**DATA SHOWN**
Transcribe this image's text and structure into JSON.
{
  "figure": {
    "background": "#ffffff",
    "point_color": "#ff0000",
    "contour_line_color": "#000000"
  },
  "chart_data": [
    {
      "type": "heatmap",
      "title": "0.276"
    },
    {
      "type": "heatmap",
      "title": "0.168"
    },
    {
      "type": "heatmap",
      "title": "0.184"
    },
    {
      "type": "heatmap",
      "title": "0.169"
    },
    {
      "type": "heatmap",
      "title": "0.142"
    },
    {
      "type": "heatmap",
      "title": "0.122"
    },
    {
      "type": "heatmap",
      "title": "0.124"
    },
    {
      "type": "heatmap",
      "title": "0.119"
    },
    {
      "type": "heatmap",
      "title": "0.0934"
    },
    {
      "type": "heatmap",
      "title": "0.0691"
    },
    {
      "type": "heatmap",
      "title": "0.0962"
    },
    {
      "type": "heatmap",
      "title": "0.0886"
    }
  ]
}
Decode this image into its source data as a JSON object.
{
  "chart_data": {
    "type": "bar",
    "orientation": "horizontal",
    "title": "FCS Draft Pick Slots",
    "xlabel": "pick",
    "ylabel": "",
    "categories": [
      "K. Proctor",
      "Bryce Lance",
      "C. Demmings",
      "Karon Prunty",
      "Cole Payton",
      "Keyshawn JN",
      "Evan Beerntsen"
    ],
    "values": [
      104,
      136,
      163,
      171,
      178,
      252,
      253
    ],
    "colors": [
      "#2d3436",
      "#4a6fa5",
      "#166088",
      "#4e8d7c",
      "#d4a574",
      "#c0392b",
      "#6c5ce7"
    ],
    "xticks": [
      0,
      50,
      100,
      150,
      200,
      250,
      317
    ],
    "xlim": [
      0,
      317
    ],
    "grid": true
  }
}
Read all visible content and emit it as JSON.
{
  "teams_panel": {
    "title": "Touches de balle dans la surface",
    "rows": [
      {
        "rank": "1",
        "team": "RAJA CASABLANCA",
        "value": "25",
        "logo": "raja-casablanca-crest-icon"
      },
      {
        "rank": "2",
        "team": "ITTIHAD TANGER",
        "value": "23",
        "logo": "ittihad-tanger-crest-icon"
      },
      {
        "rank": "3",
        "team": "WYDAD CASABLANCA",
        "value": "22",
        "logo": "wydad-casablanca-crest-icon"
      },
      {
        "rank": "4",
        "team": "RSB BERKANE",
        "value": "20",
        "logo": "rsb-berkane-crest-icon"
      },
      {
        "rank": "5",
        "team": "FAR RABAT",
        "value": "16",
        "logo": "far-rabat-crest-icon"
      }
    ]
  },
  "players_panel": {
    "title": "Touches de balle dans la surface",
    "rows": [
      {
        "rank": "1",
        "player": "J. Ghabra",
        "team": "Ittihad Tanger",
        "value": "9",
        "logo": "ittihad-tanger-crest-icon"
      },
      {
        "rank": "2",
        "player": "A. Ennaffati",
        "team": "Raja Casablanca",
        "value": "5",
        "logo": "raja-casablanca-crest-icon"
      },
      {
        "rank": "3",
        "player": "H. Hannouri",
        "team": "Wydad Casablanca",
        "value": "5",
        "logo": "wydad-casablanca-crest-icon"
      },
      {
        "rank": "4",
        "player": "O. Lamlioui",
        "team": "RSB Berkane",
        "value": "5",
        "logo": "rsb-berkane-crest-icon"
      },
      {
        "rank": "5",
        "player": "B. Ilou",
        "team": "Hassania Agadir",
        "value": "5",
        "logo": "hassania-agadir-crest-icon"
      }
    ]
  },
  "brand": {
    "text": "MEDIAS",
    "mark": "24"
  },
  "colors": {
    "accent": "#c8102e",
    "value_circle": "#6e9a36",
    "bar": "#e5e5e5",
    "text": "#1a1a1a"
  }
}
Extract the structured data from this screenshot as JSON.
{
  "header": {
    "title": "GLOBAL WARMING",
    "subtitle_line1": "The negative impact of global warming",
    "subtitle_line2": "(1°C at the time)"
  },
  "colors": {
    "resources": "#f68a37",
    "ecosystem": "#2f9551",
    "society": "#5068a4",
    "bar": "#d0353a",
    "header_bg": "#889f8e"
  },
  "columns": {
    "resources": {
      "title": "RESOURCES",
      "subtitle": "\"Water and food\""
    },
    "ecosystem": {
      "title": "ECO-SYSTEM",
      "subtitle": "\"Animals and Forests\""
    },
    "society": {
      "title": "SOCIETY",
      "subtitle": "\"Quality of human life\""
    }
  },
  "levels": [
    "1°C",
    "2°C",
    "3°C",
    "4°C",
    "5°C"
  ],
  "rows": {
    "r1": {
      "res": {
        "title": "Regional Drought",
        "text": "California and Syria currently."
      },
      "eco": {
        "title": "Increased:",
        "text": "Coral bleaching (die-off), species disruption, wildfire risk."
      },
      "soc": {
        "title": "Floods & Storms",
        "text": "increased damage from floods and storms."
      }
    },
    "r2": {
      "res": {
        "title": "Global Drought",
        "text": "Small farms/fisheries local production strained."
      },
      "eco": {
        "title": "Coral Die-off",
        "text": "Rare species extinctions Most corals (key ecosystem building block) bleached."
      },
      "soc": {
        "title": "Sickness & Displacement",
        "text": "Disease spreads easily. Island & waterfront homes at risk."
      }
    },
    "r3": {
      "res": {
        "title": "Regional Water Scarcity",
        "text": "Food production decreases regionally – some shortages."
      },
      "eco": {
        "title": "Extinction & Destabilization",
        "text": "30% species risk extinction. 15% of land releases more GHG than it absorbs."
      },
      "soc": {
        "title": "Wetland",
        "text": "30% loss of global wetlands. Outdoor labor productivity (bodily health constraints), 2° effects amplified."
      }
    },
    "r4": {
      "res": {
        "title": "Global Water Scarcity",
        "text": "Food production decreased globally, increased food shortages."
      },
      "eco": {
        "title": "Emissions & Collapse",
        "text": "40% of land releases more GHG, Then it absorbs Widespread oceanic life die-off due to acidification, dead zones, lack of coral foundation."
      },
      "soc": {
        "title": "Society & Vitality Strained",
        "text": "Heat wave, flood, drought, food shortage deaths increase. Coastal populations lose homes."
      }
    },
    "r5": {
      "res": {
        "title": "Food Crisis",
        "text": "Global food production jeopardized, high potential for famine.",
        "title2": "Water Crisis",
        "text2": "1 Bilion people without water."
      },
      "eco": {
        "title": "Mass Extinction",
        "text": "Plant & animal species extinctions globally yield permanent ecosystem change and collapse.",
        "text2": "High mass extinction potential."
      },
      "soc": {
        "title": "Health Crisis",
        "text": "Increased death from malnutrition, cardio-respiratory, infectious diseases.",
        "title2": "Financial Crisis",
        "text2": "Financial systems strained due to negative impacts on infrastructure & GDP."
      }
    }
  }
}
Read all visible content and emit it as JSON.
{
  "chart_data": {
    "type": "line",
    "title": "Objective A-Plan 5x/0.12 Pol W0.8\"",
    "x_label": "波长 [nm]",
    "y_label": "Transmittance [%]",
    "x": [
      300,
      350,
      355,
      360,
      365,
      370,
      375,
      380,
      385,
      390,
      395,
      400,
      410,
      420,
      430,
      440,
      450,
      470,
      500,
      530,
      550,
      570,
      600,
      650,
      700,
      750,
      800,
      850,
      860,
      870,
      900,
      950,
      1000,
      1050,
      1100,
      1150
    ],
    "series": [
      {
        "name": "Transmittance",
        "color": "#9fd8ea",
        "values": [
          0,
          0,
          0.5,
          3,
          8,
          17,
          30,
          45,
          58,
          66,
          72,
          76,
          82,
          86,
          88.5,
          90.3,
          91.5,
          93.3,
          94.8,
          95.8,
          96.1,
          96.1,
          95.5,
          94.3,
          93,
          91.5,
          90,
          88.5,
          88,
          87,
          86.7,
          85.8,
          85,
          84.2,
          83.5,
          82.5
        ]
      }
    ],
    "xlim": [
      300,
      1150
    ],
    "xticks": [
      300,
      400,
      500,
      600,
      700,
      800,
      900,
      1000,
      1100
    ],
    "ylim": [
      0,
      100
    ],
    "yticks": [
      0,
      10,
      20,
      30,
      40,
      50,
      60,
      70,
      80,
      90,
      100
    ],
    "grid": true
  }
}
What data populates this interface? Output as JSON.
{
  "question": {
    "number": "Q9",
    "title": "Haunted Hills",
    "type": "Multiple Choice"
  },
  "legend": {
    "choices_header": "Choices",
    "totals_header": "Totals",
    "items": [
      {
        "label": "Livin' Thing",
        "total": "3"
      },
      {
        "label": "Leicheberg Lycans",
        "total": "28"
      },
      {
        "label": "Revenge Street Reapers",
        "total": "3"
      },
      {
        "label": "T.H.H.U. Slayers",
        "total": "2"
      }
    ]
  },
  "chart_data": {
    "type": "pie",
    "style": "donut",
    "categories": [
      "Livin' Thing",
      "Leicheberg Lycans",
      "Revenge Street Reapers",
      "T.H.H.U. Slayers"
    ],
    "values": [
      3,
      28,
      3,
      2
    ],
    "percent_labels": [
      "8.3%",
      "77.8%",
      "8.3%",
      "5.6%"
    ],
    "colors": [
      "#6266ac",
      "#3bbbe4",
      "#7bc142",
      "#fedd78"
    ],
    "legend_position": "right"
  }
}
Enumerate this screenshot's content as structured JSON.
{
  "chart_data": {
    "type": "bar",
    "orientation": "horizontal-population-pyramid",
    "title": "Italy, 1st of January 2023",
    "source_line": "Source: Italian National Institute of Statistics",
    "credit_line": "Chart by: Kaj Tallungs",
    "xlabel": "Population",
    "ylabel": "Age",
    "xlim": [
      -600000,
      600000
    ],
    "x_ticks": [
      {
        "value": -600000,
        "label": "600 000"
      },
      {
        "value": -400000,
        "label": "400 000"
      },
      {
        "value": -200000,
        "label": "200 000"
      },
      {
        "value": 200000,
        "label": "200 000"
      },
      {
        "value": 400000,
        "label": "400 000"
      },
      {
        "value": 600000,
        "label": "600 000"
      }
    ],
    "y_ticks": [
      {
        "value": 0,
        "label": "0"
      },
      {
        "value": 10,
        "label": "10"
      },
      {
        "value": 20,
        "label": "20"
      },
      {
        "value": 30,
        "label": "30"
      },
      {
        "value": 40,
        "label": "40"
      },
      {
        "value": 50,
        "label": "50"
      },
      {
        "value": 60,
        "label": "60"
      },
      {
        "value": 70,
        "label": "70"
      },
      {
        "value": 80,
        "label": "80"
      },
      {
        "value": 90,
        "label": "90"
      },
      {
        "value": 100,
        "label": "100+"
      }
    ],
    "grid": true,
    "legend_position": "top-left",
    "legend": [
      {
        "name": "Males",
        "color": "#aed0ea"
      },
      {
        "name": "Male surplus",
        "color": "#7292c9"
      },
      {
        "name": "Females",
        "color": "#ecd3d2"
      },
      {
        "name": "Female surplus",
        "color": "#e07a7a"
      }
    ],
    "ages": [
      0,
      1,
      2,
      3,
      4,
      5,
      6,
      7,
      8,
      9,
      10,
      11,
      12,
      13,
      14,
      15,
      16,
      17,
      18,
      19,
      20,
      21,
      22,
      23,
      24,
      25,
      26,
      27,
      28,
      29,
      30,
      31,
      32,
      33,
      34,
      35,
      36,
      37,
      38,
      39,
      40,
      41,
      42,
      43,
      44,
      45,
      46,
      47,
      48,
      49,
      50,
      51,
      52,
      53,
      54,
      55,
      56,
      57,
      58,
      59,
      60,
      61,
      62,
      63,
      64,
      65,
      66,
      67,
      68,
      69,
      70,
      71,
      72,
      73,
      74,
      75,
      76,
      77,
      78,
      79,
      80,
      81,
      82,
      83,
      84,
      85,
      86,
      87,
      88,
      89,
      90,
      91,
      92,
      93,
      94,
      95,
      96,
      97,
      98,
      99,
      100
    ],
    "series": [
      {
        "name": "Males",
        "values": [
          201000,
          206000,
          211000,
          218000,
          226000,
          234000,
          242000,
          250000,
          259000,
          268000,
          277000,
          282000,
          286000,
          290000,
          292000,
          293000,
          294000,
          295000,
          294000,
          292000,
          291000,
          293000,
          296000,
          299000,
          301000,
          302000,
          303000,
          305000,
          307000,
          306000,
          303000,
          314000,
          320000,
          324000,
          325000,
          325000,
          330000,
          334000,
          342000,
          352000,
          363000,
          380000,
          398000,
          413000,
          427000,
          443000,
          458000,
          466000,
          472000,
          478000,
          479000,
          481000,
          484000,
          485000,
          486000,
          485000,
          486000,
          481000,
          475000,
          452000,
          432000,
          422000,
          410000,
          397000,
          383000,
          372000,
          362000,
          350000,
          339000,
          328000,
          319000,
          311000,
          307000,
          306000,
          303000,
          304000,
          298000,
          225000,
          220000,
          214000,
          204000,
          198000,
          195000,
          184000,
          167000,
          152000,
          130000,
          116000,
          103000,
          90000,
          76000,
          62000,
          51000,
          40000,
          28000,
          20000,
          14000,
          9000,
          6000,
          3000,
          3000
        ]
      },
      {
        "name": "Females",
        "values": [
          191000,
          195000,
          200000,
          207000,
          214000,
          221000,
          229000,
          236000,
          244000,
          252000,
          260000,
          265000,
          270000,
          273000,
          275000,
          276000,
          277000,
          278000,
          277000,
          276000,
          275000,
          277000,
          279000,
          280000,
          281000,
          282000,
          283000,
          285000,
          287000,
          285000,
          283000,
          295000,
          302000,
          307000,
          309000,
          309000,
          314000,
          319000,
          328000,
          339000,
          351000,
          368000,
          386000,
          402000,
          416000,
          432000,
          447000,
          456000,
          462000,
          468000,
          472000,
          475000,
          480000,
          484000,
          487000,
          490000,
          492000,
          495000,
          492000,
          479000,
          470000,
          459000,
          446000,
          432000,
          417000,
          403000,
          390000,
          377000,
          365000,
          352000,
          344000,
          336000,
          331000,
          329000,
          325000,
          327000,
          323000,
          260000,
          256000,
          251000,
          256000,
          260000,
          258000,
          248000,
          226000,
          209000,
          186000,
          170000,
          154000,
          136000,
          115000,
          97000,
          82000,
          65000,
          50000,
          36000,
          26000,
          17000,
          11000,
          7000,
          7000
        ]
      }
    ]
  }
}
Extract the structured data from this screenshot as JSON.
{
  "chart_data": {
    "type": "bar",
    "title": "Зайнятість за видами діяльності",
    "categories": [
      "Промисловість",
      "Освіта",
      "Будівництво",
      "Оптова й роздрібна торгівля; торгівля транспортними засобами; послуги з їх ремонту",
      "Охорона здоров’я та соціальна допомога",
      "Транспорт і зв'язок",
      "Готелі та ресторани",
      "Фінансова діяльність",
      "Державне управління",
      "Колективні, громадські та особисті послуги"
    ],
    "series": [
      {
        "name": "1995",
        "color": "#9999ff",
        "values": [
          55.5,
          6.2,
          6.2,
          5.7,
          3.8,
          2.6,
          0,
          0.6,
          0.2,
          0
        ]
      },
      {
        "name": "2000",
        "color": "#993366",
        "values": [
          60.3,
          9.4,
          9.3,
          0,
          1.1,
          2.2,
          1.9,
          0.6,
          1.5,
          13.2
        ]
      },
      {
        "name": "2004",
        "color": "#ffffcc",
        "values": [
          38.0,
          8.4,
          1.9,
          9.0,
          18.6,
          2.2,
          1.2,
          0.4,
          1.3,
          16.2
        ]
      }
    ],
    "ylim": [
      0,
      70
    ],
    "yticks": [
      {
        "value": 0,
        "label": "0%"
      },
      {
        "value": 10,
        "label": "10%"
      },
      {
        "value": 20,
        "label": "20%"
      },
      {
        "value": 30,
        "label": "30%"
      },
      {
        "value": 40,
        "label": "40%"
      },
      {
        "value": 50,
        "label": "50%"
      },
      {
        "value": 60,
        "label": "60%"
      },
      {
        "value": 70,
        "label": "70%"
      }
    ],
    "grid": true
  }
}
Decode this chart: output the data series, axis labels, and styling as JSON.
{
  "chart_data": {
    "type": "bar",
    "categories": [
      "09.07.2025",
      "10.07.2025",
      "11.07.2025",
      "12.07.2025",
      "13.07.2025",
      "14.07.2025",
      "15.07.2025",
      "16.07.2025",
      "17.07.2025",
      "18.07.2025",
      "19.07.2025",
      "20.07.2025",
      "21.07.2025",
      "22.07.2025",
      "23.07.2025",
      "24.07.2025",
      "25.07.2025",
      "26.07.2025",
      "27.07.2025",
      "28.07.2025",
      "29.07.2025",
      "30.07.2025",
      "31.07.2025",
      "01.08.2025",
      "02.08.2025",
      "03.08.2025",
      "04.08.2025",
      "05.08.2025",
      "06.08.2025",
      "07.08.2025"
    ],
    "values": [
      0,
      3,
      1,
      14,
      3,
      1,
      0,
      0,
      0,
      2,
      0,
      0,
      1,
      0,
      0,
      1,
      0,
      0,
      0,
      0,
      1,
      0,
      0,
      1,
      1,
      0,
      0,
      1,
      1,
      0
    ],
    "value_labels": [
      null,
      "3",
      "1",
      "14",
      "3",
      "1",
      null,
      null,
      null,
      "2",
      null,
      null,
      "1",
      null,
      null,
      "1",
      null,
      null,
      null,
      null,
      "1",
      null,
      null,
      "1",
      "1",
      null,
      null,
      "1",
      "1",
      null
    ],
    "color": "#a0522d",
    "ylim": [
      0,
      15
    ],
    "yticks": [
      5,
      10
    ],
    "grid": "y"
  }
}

**JOB**
Copy, from the material above, each line in which the string "releases" occurs.

**COMPLETE ANSWER**
        "text": "30% species risk extinction. 15% of land releases more GHG than it absorbs."
        "text": "40% of land releases more GHG, Then it absorbs Widespread oceanic life die-off due to acidification, dead zones, lack of coral foundation."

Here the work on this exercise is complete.